§ **EXERCISE BRIEF**
Reproduce, without any change, the lines of the records from the first line through the line that contains "x-tick-label: 1900 xyxy=(266,1285,284,1294)", including both.

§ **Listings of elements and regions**
# # #
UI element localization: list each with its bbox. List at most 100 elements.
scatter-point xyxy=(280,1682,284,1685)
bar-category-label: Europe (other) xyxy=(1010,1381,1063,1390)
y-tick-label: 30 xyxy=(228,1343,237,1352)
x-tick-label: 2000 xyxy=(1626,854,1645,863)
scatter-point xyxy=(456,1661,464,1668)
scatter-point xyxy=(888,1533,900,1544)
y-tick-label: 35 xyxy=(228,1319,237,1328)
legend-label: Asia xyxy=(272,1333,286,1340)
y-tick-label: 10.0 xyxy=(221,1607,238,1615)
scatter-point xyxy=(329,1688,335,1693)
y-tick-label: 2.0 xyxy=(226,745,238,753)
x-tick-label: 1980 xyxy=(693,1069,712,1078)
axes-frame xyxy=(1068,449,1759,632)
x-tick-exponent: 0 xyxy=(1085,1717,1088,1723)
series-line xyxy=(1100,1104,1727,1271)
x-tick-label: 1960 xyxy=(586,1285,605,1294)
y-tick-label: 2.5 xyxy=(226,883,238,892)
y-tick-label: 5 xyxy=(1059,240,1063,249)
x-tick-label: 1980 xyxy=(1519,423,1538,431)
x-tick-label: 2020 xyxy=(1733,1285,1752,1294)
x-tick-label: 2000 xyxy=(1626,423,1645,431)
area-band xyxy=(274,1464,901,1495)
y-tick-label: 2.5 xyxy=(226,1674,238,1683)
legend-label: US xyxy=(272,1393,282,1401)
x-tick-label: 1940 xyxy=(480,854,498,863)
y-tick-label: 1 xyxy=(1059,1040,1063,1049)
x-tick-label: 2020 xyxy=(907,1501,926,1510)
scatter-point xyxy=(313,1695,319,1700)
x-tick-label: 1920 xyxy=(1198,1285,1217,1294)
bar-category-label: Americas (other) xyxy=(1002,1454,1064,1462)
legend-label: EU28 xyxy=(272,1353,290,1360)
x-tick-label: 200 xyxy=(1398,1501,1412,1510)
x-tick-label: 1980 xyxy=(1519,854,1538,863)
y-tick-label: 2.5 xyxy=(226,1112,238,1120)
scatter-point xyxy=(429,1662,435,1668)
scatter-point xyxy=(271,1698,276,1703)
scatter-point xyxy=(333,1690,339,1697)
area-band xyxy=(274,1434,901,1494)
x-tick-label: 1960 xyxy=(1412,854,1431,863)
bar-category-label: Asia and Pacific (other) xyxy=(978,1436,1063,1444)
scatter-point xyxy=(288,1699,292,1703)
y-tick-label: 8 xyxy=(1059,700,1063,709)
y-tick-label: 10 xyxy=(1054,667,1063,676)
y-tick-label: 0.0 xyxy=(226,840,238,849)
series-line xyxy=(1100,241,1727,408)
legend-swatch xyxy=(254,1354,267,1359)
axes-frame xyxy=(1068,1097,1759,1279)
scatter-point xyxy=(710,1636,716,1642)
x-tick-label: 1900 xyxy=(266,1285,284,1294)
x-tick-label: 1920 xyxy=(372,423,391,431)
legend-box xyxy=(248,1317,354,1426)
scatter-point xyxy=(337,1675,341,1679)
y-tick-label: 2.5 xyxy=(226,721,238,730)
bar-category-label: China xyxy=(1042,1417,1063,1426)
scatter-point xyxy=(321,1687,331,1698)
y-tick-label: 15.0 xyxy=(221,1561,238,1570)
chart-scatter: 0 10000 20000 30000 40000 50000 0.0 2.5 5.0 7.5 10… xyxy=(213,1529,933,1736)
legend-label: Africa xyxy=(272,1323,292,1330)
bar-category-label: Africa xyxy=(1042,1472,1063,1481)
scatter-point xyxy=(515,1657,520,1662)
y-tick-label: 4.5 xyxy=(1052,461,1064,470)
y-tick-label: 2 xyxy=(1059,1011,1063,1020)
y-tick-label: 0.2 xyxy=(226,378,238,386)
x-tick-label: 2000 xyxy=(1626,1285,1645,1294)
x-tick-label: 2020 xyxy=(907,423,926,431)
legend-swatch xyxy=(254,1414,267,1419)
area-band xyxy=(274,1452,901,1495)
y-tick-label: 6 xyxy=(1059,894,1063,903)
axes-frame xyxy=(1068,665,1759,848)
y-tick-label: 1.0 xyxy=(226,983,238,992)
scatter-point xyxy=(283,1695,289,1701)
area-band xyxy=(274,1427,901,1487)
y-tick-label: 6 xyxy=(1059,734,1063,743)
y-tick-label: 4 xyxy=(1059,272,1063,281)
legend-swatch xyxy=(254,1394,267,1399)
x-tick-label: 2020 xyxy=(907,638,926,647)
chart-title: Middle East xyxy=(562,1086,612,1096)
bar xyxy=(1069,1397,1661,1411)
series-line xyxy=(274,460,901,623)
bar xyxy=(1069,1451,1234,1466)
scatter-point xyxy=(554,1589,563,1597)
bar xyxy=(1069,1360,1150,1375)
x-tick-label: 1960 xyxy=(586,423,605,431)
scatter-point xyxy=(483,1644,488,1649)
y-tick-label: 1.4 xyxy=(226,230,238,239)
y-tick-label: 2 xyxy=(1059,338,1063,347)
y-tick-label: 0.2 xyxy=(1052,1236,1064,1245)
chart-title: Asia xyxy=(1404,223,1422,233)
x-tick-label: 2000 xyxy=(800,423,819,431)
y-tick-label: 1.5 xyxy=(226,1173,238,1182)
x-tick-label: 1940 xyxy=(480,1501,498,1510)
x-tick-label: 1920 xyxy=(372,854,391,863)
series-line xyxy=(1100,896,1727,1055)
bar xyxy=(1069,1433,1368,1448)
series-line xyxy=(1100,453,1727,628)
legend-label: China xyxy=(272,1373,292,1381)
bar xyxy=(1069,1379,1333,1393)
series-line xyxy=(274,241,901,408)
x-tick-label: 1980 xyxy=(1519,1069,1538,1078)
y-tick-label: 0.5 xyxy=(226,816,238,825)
# # #
§ **SOLUTION TO THIS PROBLEM**
UI element localization: list each with its bbox. List at most 100 elements.
scatter-point xyxy=(280,1682,284,1685)
bar-category-label: Europe (other) xyxy=(1010,1381,1063,1390)
y-tick-label: 30 xyxy=(228,1343,237,1352)
x-tick-label: 2000 xyxy=(1626,854,1645,863)
scatter-point xyxy=(456,1661,464,1668)
scatter-point xyxy=(888,1533,900,1544)
y-tick-label: 35 xyxy=(228,1319,237,1328)
legend-label: Asia xyxy=(272,1333,286,1340)
y-tick-label: 10.0 xyxy=(221,1607,238,1615)
scatter-point xyxy=(329,1688,335,1693)
y-tick-label: 2.0 xyxy=(226,745,238,753)
x-tick-label: 1980 xyxy=(693,1069,712,1078)
axes-frame xyxy=(1068,449,1759,632)
x-tick-exponent: 0 xyxy=(1085,1717,1088,1723)
series-line xyxy=(1100,1104,1727,1271)
x-tick-label: 1960 xyxy=(586,1285,605,1294)
y-tick-label: 2.5 xyxy=(226,883,238,892)
y-tick-label: 5 xyxy=(1059,240,1063,249)
x-tick-label: 1980 xyxy=(1519,423,1538,431)
x-tick-label: 2020 xyxy=(1733,1285,1752,1294)
x-tick-label: 2000 xyxy=(1626,423,1645,431)
area-band xyxy=(274,1464,901,1495)
y-tick-label: 2.5 xyxy=(226,1674,238,1683)
legend-label: US xyxy=(272,1393,282,1401)
x-tick-label: 1940 xyxy=(480,854,498,863)
y-tick-label: 1 xyxy=(1059,1040,1063,1049)
x-tick-label: 2020 xyxy=(907,1501,926,1510)
scatter-point xyxy=(313,1695,319,1700)
x-tick-label: 1920 xyxy=(1198,1285,1217,1294)
bar-category-label: Americas (other) xyxy=(1002,1454,1064,1462)
legend-label: EU28 xyxy=(272,1353,290,1360)
x-tick-label: 200 xyxy=(1398,1501,1412,1510)
x-tick-label: 1980 xyxy=(1519,854,1538,863)
y-tick-label: 2.5 xyxy=(226,1112,238,1120)
scatter-point xyxy=(429,1662,435,1668)
scatter-point xyxy=(271,1698,276,1703)
scatter-point xyxy=(333,1690,339,1697)
area-band xyxy=(274,1434,901,1494)
x-tick-label: 1960 xyxy=(1412,854,1431,863)
bar-category-label: Asia and Pacific (other) xyxy=(978,1436,1063,1444)
scatter-point xyxy=(288,1699,292,1703)
y-tick-label: 8 xyxy=(1059,700,1063,709)
y-tick-label: 10 xyxy=(1054,667,1063,676)
y-tick-label: 0.0 xyxy=(226,840,238,849)
series-line xyxy=(1100,241,1727,408)
legend-swatch xyxy=(254,1354,267,1359)
axes-frame xyxy=(1068,1097,1759,1279)
scatter-point xyxy=(710,1636,716,1642)
x-tick-label: 1900 xyxy=(266,1285,284,1294)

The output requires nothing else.